◆ CHALLENGE ◆
Transcribe the listing exactly, leaving out every picture.

-- Start of GIVEN DATA --

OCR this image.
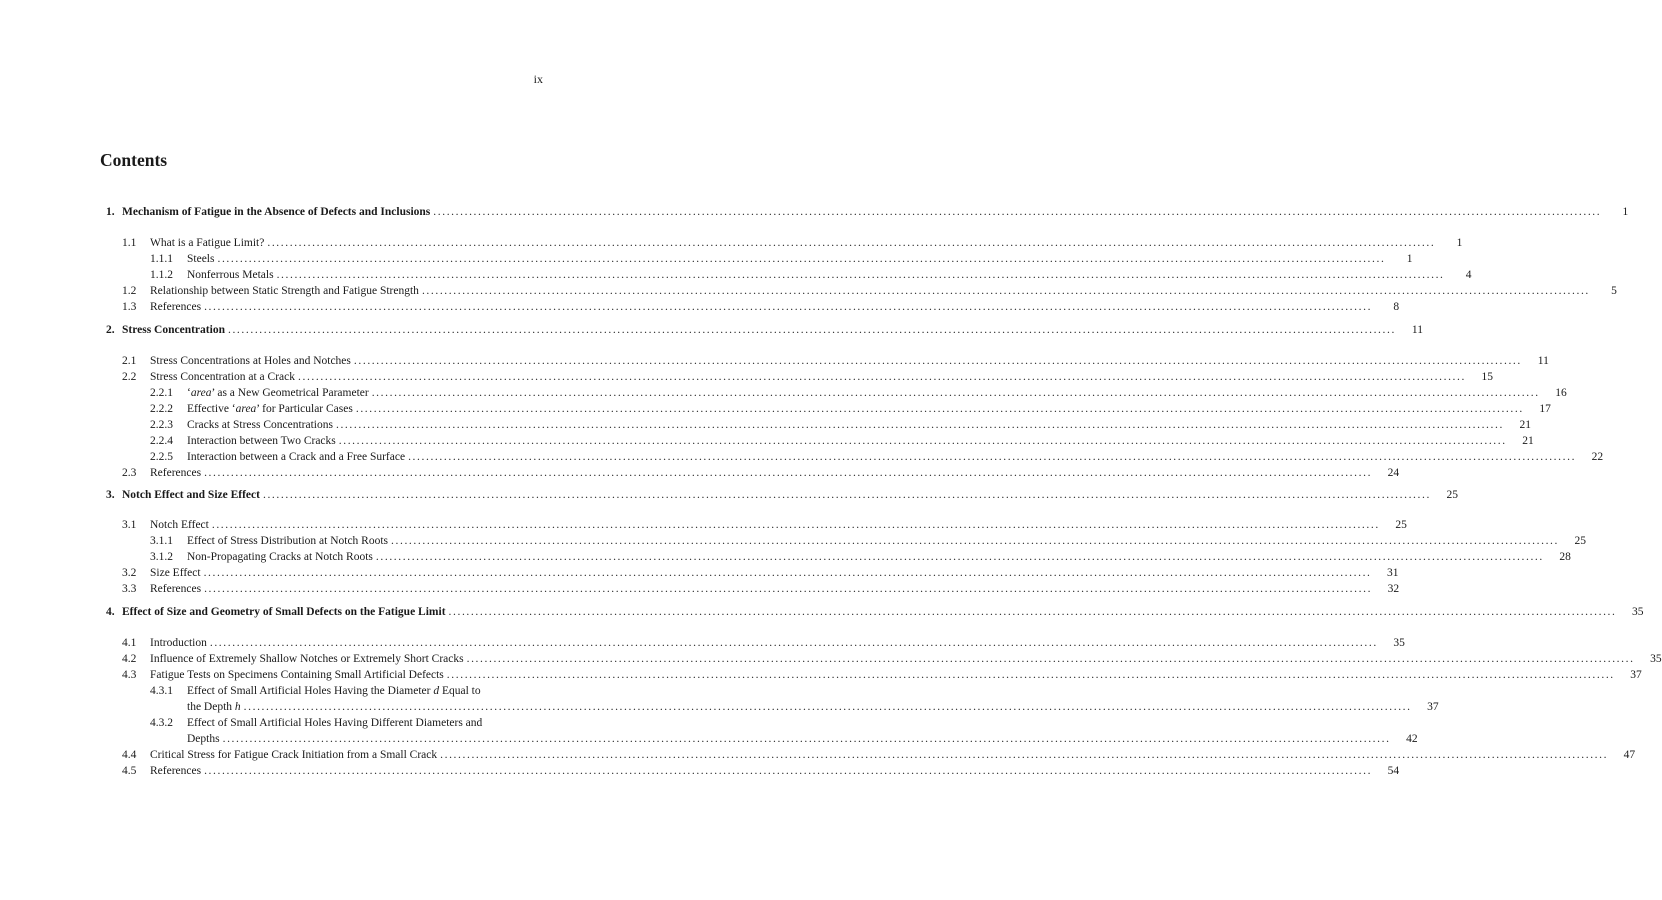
ix
Contents
1. Mechanism of Fatigue in the Absence of Defects and Inclusions .....	1
1.1	What is a Fatigue Limit? .....	1
1.1.1	Steels .....	1
1.1.2	Nonferrous Metals .....	4
1.2	Relationship between Static Strength and Fatigue Strength .....	5
1.3	References .....	8
2. Stress Concentration .....	11
2.1	Stress Concentrations at Holes and Notches .....	11
2.2	Stress Concentration at a Crack .....	15
2.2.1	‘area’ as a New Geometrical Parameter .....	16
2.2.2	Effective ‘area’ for Particular Cases .....	17
2.2.3	Cracks at Stress Concentrations .....	21
2.2.4	Interaction between Two Cracks .....	21
2.2.5	Interaction between a Crack and a Free Surface .....	22
2.3	References .....	24
3. Notch Effect and Size Effect .....	25
3.1	Notch Effect .....	25
3.1.1	Effect of Stress Distribution at Notch Roots .....	25
3.1.2	Non-Propagating Cracks at Notch Roots .....	28
3.2	Size Effect .....	31
3.3	References .....	32
4. Effect of Size and Geometry of Small Defects on the Fatigue Limit .....	35
4.1	Introduction .....	35
4.2	Influence of Extremely Shallow Notches or Extremely Short Cracks .....	35
4.3	Fatigue Tests on Specimens Containing Small Artificial Defects .....	37
4.3.1 Effect of Small Artificial Holes Having the Diameter d Equal to
the Depth h .....	37
4.3.2 Effect of Small Artificial Holes Having Different Diameters and
Depths .....	42
4.4	Critical Stress for Fatigue Crack Initiation from a Small Crack .....	47
4.5	References .....	54
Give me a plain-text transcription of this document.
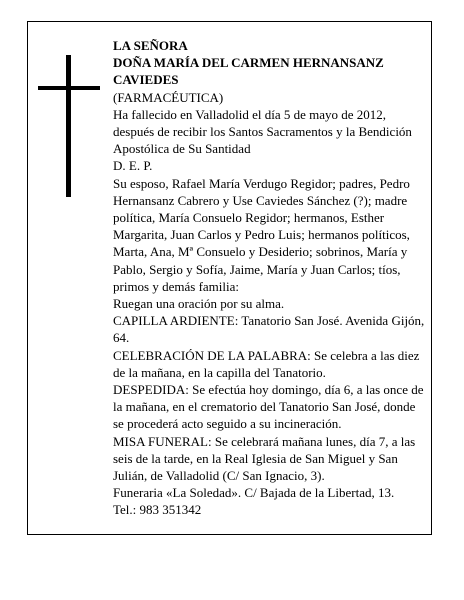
LA SEÑORA

DOÑA MARÍA DEL CARMEN HERNANSANZ

CAVIEDES

(FARMACÉUTICA)

Ha fallecido en Valladolid el día 5 de mayo de 2012, después de recibir los Santos Sacramentos y la Bendición Apostólica de Su Santidad

D. E. P.

Su esposo, Rafael María Verdugo Regidor; padres, Pedro Hernansanz Cabrero y Use Caviedes Sánchez (?); madre política, María Consuelo Regidor; hermanos, Esther Margarita, Juan Carlos y Pedro Luis; hermanos políticos, Marta, Ana, Mª Consuelo y Desiderio; sobrinos, María y Pablo, Sergio y Sofía, Jaime, María y Juan Carlos; tíos, primos y demás familia:

Ruegan una oración por su alma.

CAPILLA ARDIENTE: Tanatorio San José. Avenida Gijón, 64.

CELEBRACIÓN DE LA PALABRA: Se celebra a las diez de la mañana, en la capilla del Tanatorio.

DESPEDIDA: Se efectúa hoy domingo, día 6, a las once de la mañana, en el crematorio del Tanatorio San José, donde se procederá acto seguido a su incineración.

MISA FUNERAL: Se celebrará mañana lunes, día 7, a las seis de la tarde, en la Real Iglesia de San Miguel y San Julián, de Valladolid (C/ San Ignacio, 3).

Funeraria «La Soledad». C/ Bajada de la Libertad, 13.

Tel.: 983 351342
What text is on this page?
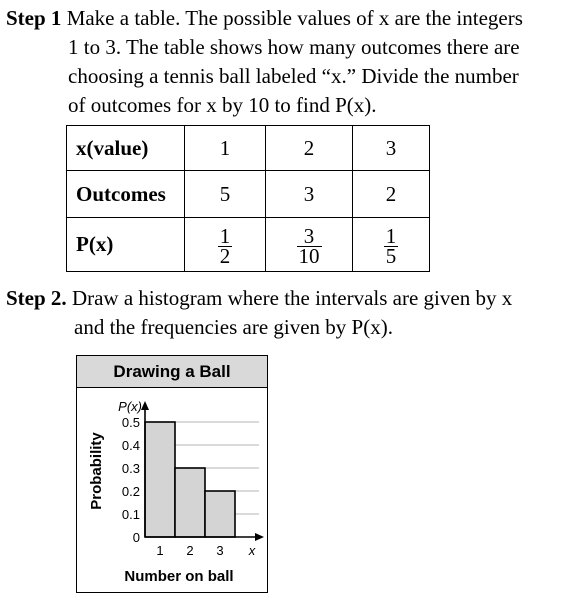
Step 1 Make a table. The possible values of x are the integers
1 to 3. The table shows how many outcomes there are
choosing a tennis ball labeled “x.” Divide the number
of outcomes for x by 10 to find P(x).
x(value)	1	2	3
Outcomes	5	3	2
P(x)	$\frac{1}{2}$	$\frac{3}{10}$	$\frac{1}{5}$
Step 2. Draw a histogram where the intervals are given by x
and the frequencies are given by P(x).
Drawing a Ball
0
0.1
0.2
0.3
0.4
0.5
1 2 3
P(x)
x
Number on ball
Probability
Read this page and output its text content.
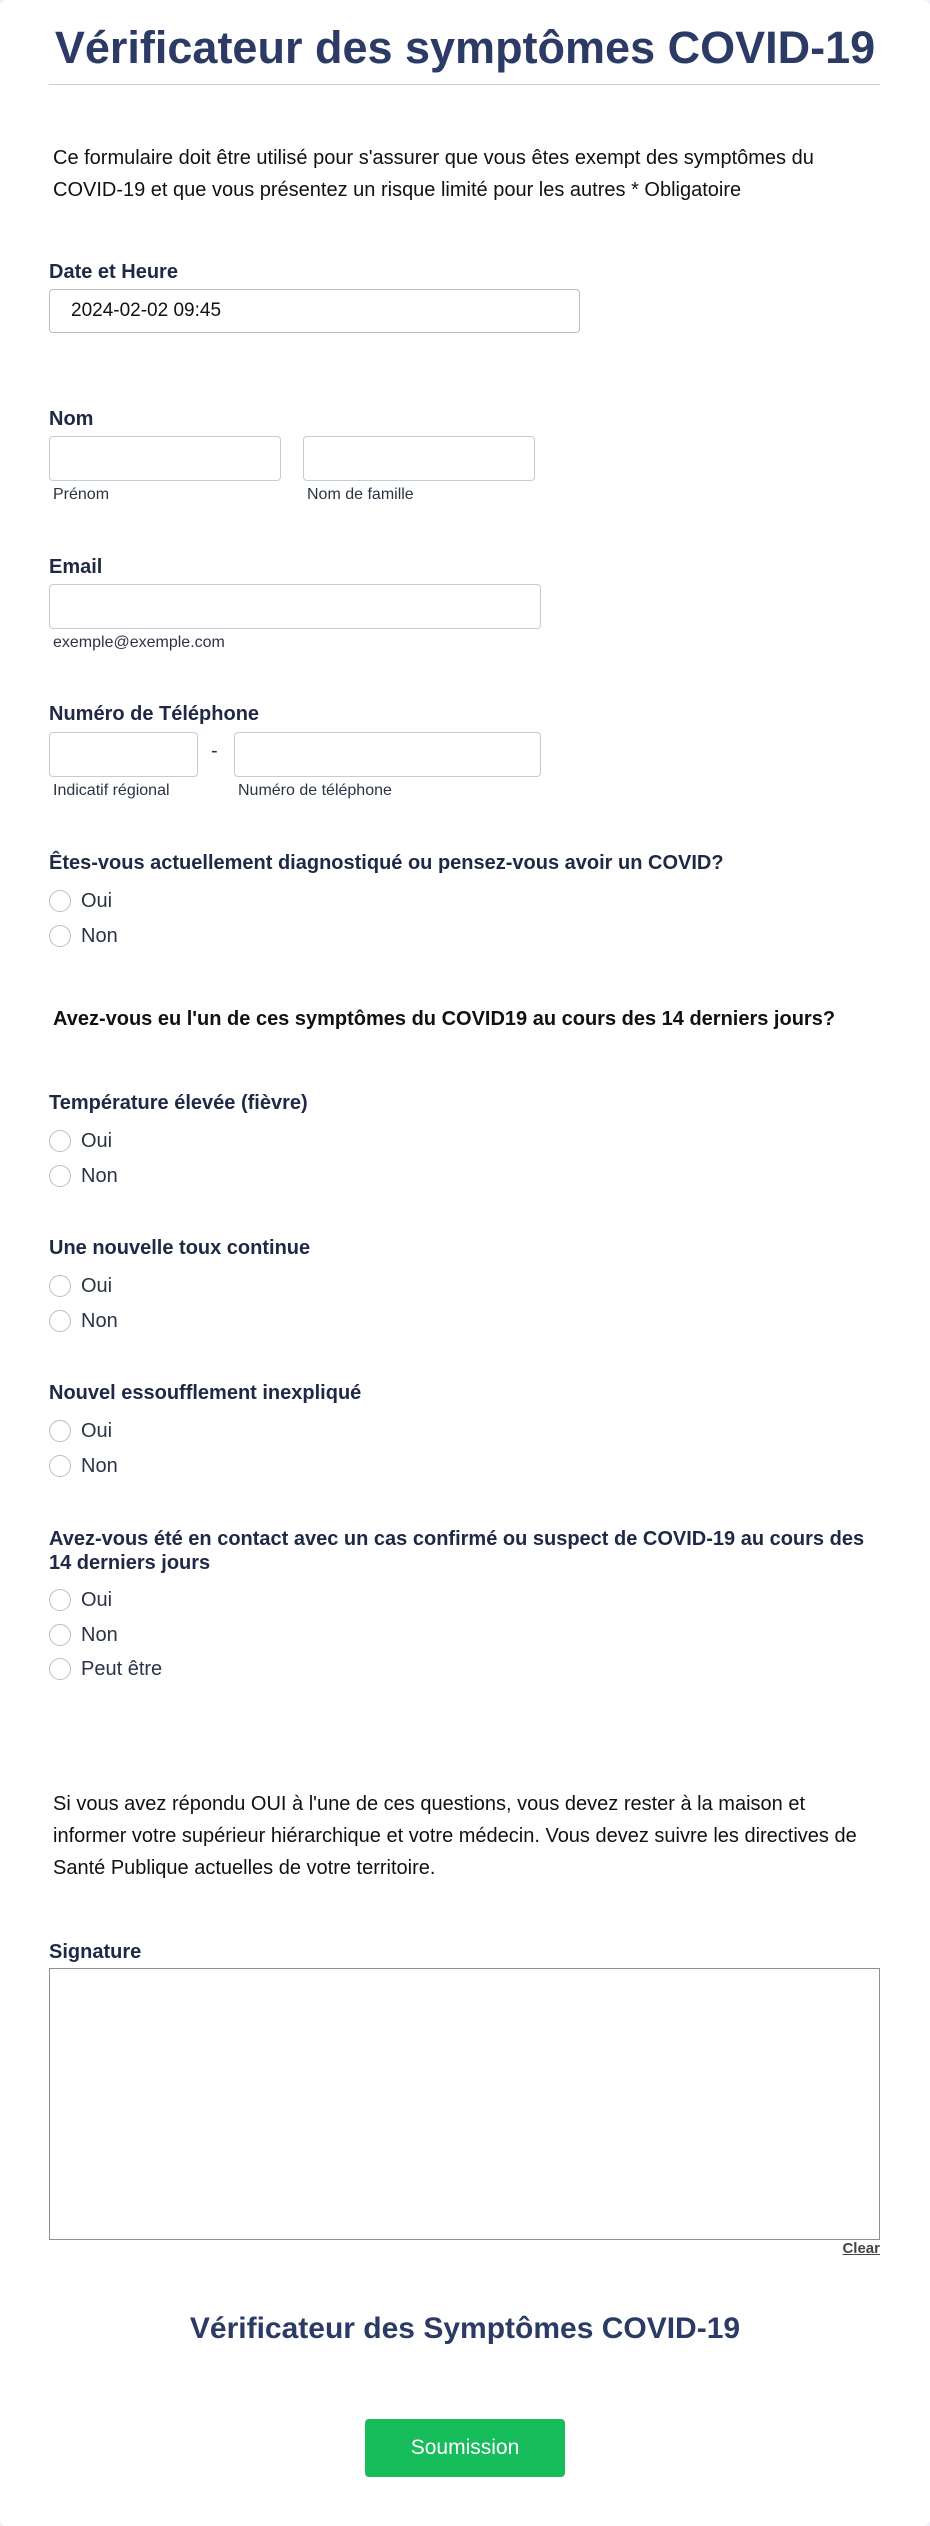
Vérificateur des symptômes COVID-19
Ce formulaire doit être utilisé pour s'assurer que vous êtes exempt des symptômes du COVID-19 et que vous présentez un risque limité pour les autres * Obligatoire
Date et Heure
2024-02-02 09:45
Nom
Prénom	Nom de famille
Email
exemple@exemple.com
Numéro de Téléphone
-
Indicatif régional	Numéro de téléphone
Êtes-vous actuellement diagnostiqué ou pensez-vous avoir un COVID?
Oui
Non
Avez-vous eu l'un de ces symptômes du COVID19 au cours des 14 derniers jours?
Température élevée (fièvre)
Oui
Non
Une nouvelle toux continue
Oui
Non
Nouvel essoufflement inexpliqué
Oui
Non
Avez-vous été en contact avec un cas confirmé ou suspect de COVID-19 au cours des 14 derniers jours
Oui
Non
Peut être
Si vous avez répondu OUI à l'une de ces questions, vous devez rester à la maison et informer votre supérieur hiérarchique et votre médecin. Vous devez suivre les directives de Santé Publique actuelles de votre territoire.
Signature
Clear
Vérificateur des Symptômes COVID-19
Soumission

-- End of GIVEN DATA --

◆ OUTPUT OF THE TASK ◆
OCR this image.
ix
Contents
1. Mechanism of Fatigue in the Absence of Defects and Inclusions .....	1
1.1	What is a Fatigue Limit? .....	1
1.1.1	Steels .....	1
1.1.2	Nonferrous Metals .....	4
1.2	Relationship between Static Strength and Fatigue Strength .....	5
1.3	References .....	8
2. Stress Concentration .....	11
2.1	Stress Concentrations at Holes and Notches .....	11
2.2	Stress Concentration at a Crack .....	15
2.2.1	‘area’ as a New Geometrical Parameter .....	16
2.2.2	Effective ‘area’ for Particular Cases .....	17
2.2.3	Cracks at Stress Concentrations .....	21
2.2.4	Interaction between Two Cracks .....	21
2.2.5	Interaction between a Crack and a Free Surface .....	22
2.3	References .....	24
3. Notch Effect and Size Effect .....	25
3.1	Notch Effect .....	25
3.1.1	Effect of Stress Distribution at Notch Roots .....	25
3.1.2	Non-Propagating Cracks at Notch Roots .....	28
3.2	Size Effect .....	31
3.3	References .....	32
4. Effect of Size and Geometry of Small Defects on the Fatigue Limit .....	35
4.1	Introduction .....	35
4.2	Influence of Extremely Shallow Notches or Extremely Short Cracks .....	35
4.3	Fatigue Tests on Specimens Containing Small Artificial Defects .....	37
4.3.1 Effect of Small Artificial Holes Having the Diameter d Equal to
the Depth h .....	37
4.3.2 Effect of Small Artificial Holes Having Different Diameters and
Depths .....	42
4.4	Critical Stress for Fatigue Crack Initiation from a Small Crack .....	47
4.5	References .....	54
Give me a plain-text transcription of this document.
LA SEÑORA

DOÑA MARÍA DEL CARMEN HERNANSANZ

CAVIEDES

(FARMACÉUTICA)

Ha fallecido en Valladolid el día 5 de mayo de 2012, después de recibir los Santos Sacramentos y la Bendición Apostólica de Su Santidad

D. E. P.

Su esposo, Rafael María Verdugo Regidor; padres, Pedro Hernansanz Cabrero y Use Caviedes Sánchez (?); madre política, María Consuelo Regidor; hermanos, Esther Margarita, Juan Carlos y Pedro Luis; hermanos políticos, Marta, Ana, Mª Consuelo y Desiderio; sobrinos, María y Pablo, Sergio y Sofía, Jaime, María y Juan Carlos; tíos, primos y demás familia:

Ruegan una oración por su alma.

CAPILLA ARDIENTE: Tanatorio San José. Avenida Gijón, 64.

CELEBRACIÓN DE LA PALABRA: Se celebra a las diez de la mañana, en la capilla del Tanatorio.

DESPEDIDA: Se efectúa hoy domingo, día 6, a las once de la mañana, en el crematorio del Tanatorio San José, donde se procederá acto seguido a su incineración.

MISA FUNERAL: Se celebrará mañana lunes, día 7, a las seis de la tarde, en la Real Iglesia de San Miguel y San Julián, de Valladolid (C/ San Ignacio, 3).

Funeraria «La Soledad». C/ Bajada de la Libertad, 13.

Tel.: 983 351342
What text is on this page?
Step 1 Make a table. The possible values of x are the integers
1 to 3. The table shows how many outcomes there are
choosing a tennis ball labeled “x.” Divide the number
of outcomes for x by 10 to find P(x).
x(value)	1	2	3
Outcomes	5	3	2
P(x)	$\frac{1}{2}$	$\frac{3}{10}$	$\frac{1}{5}$
Step 2. Draw a histogram where the intervals are given by x
and the frequencies are given by P(x).
Drawing a Ball
0
0.1
0.2
0.3
0.4
0.5
1 2 3
P(x)
x
Number on ball
Probability
Read this page and output its text content.
Vérificateur des symptômes COVID-19
Ce formulaire doit être utilisé pour s'assurer que vous êtes exempt des symptômes du COVID-19 et que vous présentez un risque limité pour les autres * Obligatoire
Date et Heure
2024-02-02 09:45
Nom
Prénom	Nom de famille
Email
exemple@exemple.com
Numéro de Téléphone
-
Indicatif régional	Numéro de téléphone
Êtes-vous actuellement diagnostiqué ou pensez-vous avoir un COVID?
Oui
Non
Avez-vous eu l'un de ces symptômes du COVID19 au cours des 14 derniers jours?
Température élevée (fièvre)
Oui
Non
Une nouvelle toux continue
Oui
Non
Nouvel essoufflement inexpliqué
Oui
Non
Avez-vous été en contact avec un cas confirmé ou suspect de COVID-19 au cours des 14 derniers jours
Oui
Non
Peut être
Si vous avez répondu OUI à l'une de ces questions, vous devez rester à la maison et informer votre supérieur hiérarchique et votre médecin. Vous devez suivre les directives de Santé Publique actuelles de votre territoire.
Signature
Clear
Vérificateur des Symptômes COVID-19
Soumission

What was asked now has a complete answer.